● **Excerpt from a dataset**
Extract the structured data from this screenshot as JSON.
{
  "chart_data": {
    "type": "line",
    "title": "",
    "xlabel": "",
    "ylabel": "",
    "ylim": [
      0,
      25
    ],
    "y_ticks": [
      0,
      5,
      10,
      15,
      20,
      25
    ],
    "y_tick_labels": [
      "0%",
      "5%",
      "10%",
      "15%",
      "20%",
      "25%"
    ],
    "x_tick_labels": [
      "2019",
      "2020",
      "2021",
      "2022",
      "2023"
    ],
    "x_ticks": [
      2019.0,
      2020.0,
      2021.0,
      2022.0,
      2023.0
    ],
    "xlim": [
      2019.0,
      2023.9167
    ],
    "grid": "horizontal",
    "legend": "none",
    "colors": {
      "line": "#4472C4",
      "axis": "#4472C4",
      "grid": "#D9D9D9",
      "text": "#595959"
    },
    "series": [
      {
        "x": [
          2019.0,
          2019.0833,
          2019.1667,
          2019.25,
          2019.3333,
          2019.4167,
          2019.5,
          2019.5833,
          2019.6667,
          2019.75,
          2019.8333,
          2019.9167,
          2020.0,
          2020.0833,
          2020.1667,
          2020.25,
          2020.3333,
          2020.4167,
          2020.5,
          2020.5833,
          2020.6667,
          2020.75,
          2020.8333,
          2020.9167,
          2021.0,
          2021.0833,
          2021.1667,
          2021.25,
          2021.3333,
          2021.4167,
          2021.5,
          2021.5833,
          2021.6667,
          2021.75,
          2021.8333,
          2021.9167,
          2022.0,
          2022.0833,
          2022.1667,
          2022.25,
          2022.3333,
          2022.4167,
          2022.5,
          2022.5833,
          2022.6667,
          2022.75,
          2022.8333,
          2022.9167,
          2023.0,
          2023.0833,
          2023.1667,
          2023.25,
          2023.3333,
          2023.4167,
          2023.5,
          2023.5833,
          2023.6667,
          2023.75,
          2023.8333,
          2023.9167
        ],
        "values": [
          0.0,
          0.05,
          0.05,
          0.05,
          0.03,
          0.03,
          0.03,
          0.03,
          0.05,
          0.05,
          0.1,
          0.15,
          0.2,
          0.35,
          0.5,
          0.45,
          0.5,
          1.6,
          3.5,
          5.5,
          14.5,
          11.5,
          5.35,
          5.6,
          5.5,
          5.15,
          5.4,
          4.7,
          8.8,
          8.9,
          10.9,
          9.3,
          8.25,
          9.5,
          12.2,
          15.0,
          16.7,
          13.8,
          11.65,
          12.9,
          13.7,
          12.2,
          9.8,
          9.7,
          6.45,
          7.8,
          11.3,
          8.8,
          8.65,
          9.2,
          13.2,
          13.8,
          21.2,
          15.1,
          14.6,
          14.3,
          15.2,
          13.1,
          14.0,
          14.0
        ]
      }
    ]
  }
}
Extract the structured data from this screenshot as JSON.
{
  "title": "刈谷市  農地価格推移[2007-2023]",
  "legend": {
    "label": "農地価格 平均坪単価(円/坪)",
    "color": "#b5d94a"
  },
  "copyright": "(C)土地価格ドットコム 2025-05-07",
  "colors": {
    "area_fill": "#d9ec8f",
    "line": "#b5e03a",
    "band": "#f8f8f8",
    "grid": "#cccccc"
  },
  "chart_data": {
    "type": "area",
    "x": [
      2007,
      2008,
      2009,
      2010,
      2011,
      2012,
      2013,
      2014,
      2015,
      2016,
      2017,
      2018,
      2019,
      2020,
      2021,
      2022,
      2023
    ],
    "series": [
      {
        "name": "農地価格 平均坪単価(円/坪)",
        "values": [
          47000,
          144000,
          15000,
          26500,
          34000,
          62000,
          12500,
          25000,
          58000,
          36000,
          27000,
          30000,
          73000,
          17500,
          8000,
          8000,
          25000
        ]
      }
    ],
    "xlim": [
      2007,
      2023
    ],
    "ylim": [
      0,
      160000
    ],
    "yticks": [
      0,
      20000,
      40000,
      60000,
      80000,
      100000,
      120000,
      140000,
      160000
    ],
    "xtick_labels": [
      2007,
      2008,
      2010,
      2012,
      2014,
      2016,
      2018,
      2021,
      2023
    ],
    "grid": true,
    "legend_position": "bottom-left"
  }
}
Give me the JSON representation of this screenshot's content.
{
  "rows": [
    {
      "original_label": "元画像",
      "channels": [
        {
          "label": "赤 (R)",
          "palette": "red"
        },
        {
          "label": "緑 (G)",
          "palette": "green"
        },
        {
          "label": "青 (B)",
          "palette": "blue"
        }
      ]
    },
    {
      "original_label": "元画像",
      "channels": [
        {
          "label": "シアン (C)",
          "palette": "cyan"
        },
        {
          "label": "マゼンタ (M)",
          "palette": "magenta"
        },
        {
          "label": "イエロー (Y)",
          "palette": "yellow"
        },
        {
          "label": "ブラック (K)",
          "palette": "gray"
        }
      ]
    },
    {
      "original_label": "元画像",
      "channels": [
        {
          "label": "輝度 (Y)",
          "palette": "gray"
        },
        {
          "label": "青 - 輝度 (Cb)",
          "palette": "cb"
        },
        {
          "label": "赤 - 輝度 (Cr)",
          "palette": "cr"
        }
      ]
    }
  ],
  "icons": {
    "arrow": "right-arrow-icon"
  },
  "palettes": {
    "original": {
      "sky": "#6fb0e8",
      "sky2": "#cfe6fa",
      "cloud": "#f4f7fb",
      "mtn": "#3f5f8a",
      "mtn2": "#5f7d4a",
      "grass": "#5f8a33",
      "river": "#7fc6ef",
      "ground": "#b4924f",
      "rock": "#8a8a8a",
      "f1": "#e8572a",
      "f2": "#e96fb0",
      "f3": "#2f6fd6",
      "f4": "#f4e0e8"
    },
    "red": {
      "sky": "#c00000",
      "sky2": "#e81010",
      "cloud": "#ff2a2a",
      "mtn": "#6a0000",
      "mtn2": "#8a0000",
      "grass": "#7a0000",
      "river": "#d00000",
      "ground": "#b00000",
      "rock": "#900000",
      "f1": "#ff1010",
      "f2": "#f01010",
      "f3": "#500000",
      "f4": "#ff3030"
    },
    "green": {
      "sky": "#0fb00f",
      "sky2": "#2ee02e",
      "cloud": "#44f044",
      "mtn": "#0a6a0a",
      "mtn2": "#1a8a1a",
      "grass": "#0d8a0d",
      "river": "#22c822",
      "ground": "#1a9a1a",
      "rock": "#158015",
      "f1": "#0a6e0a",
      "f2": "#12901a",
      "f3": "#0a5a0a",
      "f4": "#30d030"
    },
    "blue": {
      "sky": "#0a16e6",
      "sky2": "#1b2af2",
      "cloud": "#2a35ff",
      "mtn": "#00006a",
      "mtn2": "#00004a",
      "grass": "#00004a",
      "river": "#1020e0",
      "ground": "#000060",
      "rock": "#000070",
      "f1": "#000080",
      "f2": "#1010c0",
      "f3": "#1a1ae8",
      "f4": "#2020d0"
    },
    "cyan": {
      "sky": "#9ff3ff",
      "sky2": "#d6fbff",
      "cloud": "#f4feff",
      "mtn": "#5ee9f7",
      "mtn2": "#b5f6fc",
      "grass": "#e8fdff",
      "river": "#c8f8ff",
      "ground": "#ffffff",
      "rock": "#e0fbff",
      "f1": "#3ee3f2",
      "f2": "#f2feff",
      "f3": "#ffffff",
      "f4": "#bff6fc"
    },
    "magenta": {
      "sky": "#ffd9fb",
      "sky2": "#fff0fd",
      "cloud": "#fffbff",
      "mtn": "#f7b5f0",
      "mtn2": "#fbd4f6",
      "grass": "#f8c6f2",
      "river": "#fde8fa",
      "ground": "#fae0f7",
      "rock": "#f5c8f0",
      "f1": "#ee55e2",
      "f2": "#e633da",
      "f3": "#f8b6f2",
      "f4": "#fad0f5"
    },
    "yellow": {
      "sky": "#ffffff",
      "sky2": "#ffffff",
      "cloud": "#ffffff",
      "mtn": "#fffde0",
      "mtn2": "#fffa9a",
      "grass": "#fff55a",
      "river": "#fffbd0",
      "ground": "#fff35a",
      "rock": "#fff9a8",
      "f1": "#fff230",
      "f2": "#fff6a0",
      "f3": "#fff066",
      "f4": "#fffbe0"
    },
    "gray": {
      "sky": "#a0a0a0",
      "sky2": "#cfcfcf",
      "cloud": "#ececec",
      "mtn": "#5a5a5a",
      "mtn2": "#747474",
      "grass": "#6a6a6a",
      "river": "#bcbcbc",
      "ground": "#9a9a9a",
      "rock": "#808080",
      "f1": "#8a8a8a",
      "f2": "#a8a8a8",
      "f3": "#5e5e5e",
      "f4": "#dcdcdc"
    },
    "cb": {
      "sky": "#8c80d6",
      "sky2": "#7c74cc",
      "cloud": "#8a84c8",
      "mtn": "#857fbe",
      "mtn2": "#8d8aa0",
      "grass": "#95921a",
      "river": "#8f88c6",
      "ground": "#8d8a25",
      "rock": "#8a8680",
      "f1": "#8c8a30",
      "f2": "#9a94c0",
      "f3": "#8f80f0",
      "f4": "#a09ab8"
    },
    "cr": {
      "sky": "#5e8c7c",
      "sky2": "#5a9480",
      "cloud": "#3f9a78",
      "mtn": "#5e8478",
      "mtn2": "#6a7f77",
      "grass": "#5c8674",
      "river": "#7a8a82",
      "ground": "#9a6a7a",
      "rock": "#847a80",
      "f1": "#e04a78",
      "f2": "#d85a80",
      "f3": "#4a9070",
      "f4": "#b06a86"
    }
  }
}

● **REQUIREMENTS**
Where a line in the entries holds the word "平均坪単価", copy that line.

● **RESPONSE BELOW**
    "label": "農地価格 平均坪単価(円/坪)",
        "name": "農地価格 平均坪単価(円/坪)",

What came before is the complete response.